---------- Records provided ----------

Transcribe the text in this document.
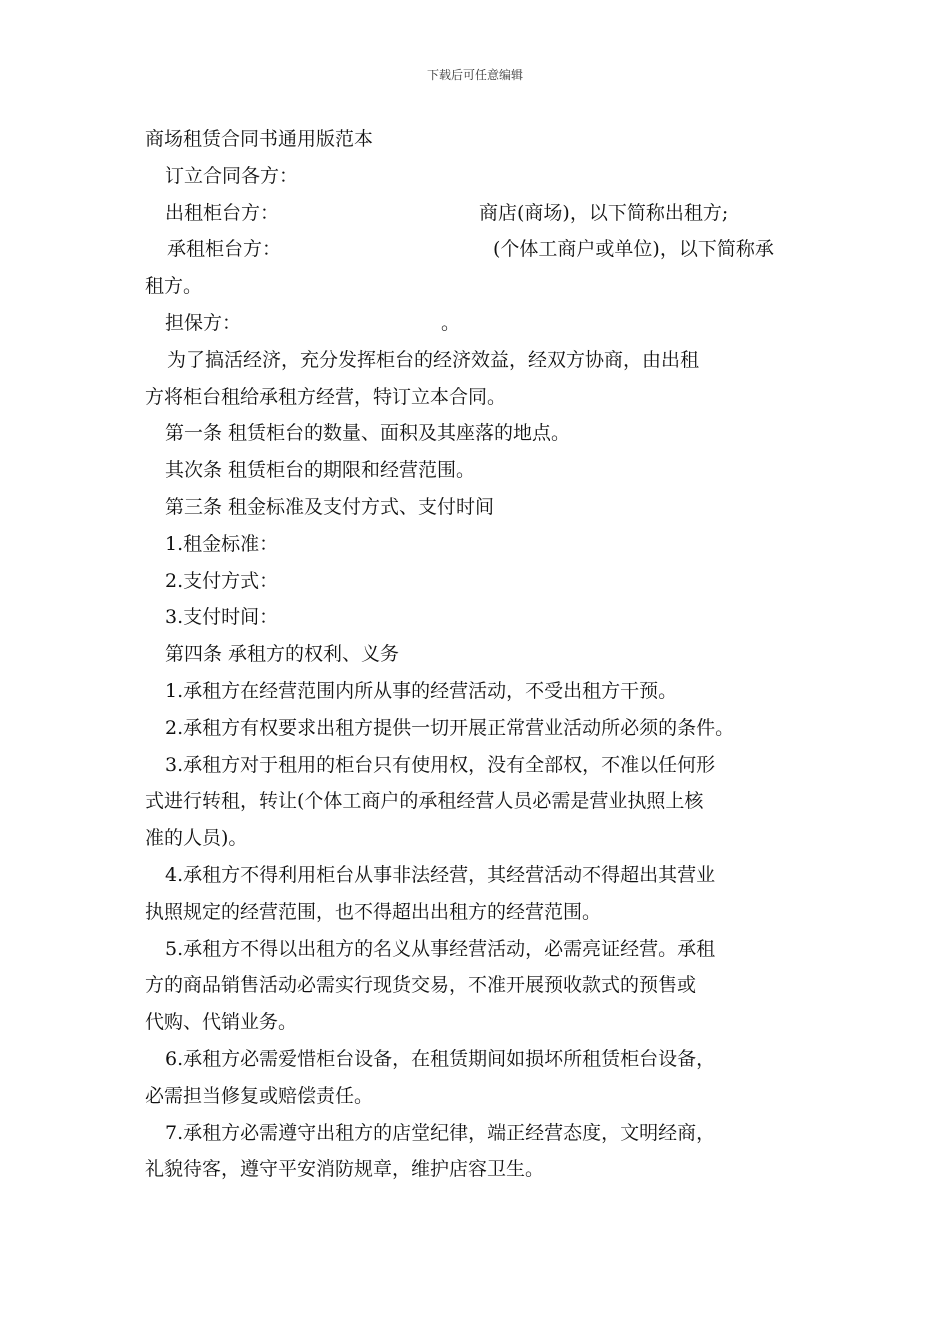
下载后可任意编辑
商场租赁合同书通用版范本
订立合同各方：
出租柜台方：	商店(商场)，以下简称出租方;
承租柜台方：	(个体工商户或单位)，以下简称承
租方。
担保方：	。
为了搞活经济，充分发挥柜台的经济效益，经双方协商，由出租
方将柜台租给承租方经营，特订立本合同。
第一条 租赁柜台的数量、面积及其座落的地点。
其次条 租赁柜台的期限和经营范围。
第三条 租金标准及支付方式、支付时间
1.租金标准：
2.支付方式：
3.支付时间：
第四条 承租方的权利、义务
1.承租方在经营范围内所从事的经营活动，不受出租方干预。
2.承租方有权要求出租方提供一切开展正常营业活动所必须的条件。
3.承租方对于租用的柜台只有使用权，没有全部权，不准以任何形
式进行转租，转让(个体工商户的承租经营人员必需是营业执照上核
准的人员)。
4.承租方不得利用柜台从事非法经营，其经营活动不得超出其营业
执照规定的经营范围，也不得超出出租方的经营范围。
5.承租方不得以出租方的名义从事经营活动，必需亮证经营。承租
方的商品销售活动必需实行现货交易，不准开展预收款式的预售或
代购、代销业务。
6.承租方必需爱惜柜台设备，在租赁期间如损坏所租赁柜台设备，
必需担当修复或赔偿责任。
7.承租方必需遵守出租方的店堂纪律，端正经营态度，文明经商，
礼貌待客，遵守平安消防规章，维护店容卫生。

----------

## Directions
Pictures are to be left out; repeat all the remaining data exactly.

## Written response
Transcribe the text in this document.
下载后可任意编辑
商场租赁合同书通用版范本
订立合同各方：
出租柜台方：	商店(商场)，以下简称出租方;
承租柜台方：	(个体工商户或单位)，以下简称承
租方。
担保方：	。
为了搞活经济，充分发挥柜台的经济效益，经双方协商，由出租
方将柜台租给承租方经营，特订立本合同。
第一条 租赁柜台的数量、面积及其座落的地点。
其次条 租赁柜台的期限和经营范围。
第三条 租金标准及支付方式、支付时间
1.租金标准：
2.支付方式：
3.支付时间：
第四条 承租方的权利、义务
1.承租方在经营范围内所从事的经营活动，不受出租方干预。
2.承租方有权要求出租方提供一切开展正常营业活动所必须的条件。
3.承租方对于租用的柜台只有使用权，没有全部权，不准以任何形
式进行转租，转让(个体工商户的承租经营人员必需是营业执照上核
准的人员)。
4.承租方不得利用柜台从事非法经营，其经营活动不得超出其营业
执照规定的经营范围，也不得超出出租方的经营范围。
5.承租方不得以出租方的名义从事经营活动，必需亮证经营。承租
方的商品销售活动必需实行现货交易，不准开展预收款式的预售或
代购、代销业务。
6.承租方必需爱惜柜台设备，在租赁期间如损坏所租赁柜台设备，
必需担当修复或赔偿责任。
7.承租方必需遵守出租方的店堂纪律，端正经营态度，文明经商，
礼貌待客，遵守平安消防规章，维护店容卫生。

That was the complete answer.